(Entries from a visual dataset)
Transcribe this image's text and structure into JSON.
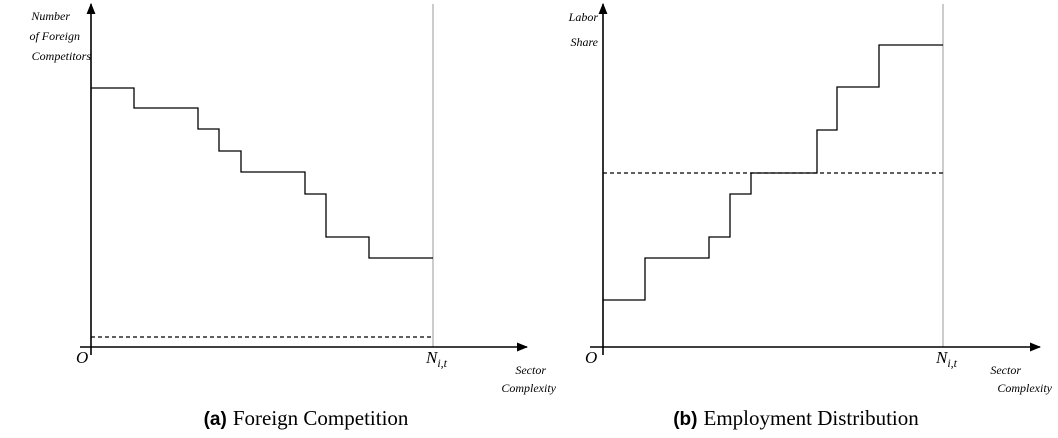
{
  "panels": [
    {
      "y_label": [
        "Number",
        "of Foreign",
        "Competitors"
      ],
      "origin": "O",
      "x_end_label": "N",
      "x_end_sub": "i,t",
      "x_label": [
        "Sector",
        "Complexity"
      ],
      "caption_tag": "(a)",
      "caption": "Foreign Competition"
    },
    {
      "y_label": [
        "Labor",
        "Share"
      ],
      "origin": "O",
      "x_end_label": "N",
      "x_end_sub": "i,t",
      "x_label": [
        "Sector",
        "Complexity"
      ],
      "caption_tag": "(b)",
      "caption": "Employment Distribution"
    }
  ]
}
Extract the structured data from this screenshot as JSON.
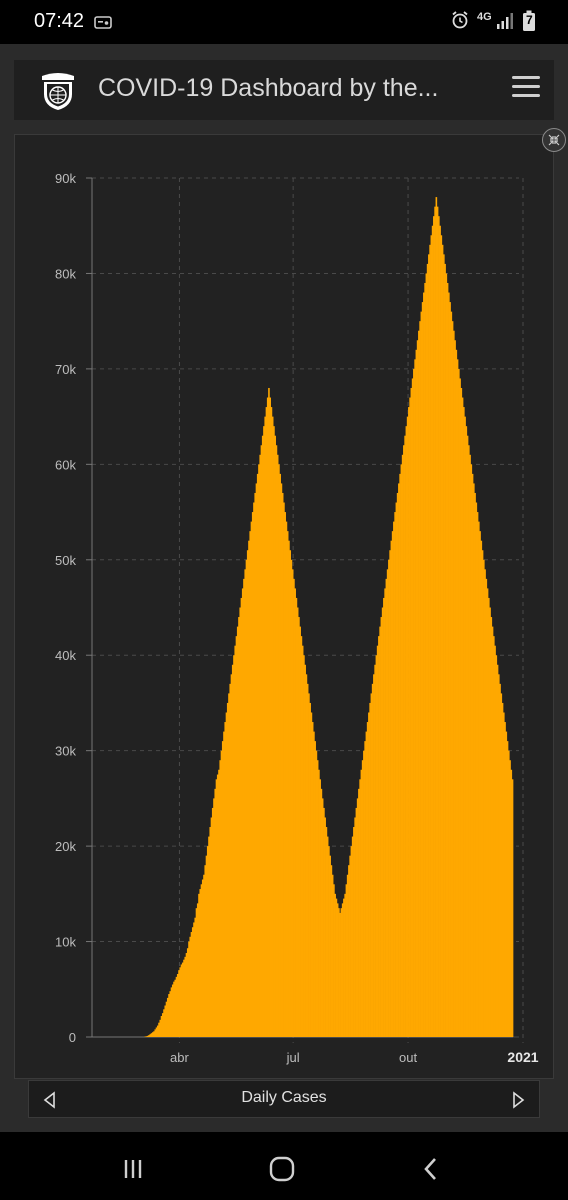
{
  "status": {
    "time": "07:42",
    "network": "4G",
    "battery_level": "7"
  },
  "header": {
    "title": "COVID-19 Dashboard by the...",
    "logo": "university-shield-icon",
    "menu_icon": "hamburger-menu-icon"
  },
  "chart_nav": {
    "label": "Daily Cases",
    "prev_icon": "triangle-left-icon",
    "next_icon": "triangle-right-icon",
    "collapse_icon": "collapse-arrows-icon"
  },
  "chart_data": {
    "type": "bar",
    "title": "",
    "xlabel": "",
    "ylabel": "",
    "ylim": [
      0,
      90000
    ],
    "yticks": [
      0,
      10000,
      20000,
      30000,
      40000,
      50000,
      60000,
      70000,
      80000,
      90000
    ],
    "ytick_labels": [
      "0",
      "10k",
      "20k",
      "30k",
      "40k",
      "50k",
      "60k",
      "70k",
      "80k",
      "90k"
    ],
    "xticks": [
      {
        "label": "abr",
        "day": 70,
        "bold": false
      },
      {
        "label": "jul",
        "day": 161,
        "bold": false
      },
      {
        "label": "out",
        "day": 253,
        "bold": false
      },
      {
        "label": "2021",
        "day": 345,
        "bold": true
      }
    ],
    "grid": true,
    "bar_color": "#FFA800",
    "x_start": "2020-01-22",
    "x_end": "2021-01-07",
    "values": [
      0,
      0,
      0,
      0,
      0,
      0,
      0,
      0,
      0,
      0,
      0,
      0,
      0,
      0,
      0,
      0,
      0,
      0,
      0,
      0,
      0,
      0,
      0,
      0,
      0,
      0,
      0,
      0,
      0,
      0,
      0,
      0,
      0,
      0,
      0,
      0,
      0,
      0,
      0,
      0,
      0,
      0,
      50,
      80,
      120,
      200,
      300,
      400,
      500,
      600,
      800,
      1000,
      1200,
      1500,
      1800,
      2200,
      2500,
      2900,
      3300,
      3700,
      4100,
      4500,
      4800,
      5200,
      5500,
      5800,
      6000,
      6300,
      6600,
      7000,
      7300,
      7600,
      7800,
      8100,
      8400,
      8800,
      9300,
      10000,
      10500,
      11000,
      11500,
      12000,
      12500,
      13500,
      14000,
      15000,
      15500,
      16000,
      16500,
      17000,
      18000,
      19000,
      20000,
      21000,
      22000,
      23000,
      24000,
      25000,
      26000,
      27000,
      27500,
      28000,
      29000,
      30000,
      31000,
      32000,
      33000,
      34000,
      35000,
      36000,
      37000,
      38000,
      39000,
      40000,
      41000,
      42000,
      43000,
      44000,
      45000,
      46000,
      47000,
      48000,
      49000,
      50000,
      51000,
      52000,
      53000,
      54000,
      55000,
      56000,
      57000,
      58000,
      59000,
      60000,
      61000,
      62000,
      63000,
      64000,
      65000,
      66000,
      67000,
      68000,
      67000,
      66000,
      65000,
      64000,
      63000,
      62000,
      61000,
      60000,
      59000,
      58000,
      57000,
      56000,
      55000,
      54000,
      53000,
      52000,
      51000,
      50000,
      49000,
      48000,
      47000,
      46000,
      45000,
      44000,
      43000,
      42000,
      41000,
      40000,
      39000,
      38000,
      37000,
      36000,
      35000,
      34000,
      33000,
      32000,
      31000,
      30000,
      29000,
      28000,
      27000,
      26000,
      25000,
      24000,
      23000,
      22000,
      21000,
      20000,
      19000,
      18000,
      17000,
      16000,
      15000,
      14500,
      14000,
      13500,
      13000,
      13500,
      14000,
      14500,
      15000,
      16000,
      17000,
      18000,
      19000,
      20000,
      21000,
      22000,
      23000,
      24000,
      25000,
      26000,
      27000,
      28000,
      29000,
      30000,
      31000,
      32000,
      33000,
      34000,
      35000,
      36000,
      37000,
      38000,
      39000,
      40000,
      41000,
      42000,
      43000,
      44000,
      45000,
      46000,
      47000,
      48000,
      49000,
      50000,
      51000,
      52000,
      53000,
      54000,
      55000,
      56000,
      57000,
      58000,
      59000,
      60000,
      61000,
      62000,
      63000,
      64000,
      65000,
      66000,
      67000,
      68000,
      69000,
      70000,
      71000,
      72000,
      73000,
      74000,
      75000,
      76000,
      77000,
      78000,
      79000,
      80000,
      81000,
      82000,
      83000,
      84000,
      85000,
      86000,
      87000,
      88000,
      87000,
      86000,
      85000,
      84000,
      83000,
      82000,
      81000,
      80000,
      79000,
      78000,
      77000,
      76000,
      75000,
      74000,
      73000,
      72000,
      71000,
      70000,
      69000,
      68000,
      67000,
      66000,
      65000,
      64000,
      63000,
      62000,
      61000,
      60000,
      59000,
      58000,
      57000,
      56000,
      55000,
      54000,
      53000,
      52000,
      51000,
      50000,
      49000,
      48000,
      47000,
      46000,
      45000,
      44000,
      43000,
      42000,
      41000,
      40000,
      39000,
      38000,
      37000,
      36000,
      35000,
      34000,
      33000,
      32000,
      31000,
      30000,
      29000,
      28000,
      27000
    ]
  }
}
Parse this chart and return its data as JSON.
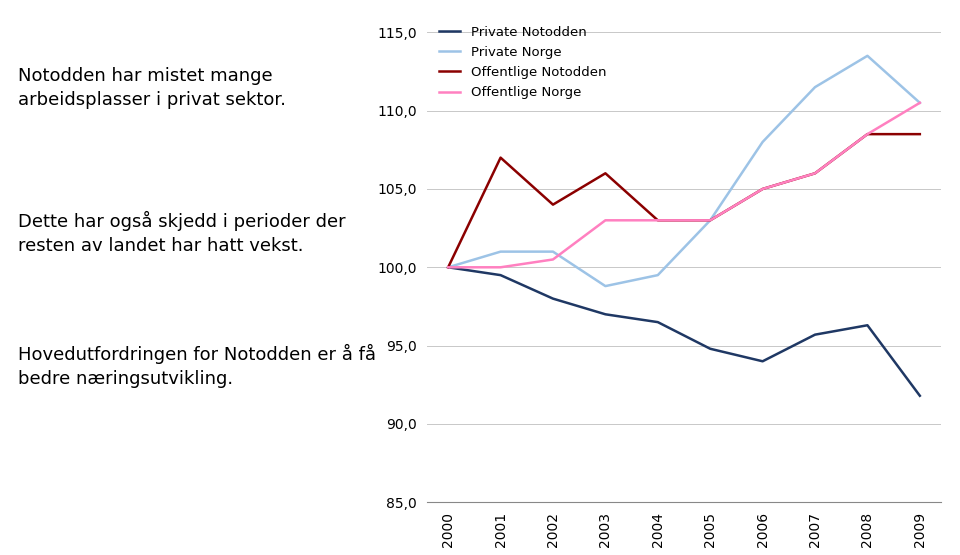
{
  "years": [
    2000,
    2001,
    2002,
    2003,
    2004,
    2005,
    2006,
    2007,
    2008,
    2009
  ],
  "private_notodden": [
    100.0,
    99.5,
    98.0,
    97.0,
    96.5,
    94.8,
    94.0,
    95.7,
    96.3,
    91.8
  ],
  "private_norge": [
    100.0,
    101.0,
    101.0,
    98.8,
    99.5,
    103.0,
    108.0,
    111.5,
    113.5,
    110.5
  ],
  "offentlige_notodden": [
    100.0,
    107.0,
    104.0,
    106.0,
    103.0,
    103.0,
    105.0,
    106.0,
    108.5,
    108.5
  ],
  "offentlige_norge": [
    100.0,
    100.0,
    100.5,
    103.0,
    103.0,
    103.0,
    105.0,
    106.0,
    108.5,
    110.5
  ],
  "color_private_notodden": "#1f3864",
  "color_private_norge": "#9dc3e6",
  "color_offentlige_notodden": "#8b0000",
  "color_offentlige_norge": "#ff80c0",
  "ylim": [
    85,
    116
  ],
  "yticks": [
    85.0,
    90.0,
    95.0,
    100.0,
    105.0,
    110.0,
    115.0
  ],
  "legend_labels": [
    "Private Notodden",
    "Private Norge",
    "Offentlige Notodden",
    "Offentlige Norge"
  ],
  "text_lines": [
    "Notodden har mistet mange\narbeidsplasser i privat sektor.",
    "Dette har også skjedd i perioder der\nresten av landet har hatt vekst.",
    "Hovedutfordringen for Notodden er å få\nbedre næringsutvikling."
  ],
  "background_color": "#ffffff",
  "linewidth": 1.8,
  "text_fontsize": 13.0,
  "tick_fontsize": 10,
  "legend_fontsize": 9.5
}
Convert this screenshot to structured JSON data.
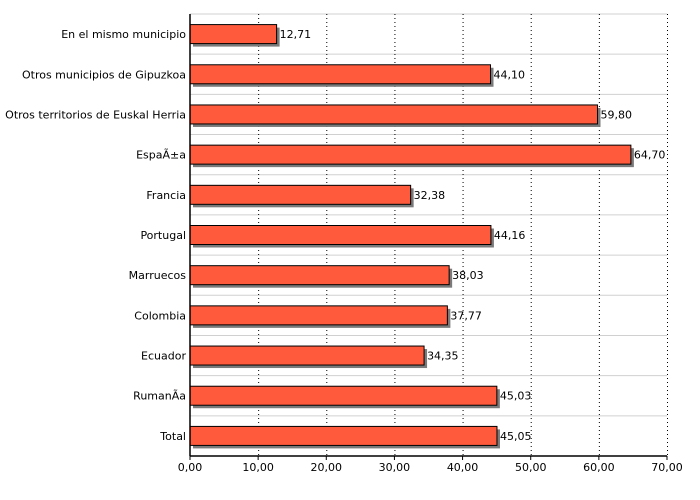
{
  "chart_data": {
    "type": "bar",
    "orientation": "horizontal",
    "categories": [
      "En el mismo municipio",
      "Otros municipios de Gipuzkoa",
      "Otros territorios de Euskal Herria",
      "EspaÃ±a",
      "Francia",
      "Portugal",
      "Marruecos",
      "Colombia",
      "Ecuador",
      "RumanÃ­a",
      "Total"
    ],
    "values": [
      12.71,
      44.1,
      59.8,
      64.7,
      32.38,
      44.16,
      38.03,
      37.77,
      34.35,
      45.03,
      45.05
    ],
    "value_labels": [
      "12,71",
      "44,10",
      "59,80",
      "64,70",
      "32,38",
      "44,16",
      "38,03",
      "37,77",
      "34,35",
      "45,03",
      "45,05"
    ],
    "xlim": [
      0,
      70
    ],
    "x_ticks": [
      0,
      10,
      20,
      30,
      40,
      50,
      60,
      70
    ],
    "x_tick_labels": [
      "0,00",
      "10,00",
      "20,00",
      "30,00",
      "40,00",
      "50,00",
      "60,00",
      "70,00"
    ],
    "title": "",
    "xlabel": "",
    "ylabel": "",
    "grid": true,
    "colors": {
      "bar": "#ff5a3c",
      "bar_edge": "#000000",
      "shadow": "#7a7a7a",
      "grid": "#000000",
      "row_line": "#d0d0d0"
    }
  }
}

▸ **GOAL OF THE EXERCISE**
Search the data above for the string "screenshot" and copy each line that has it.

▸ **ANSWER BELOW**
Extract the structured data from this screenshot as JSON.
Convert this screenshot to structured JSON data.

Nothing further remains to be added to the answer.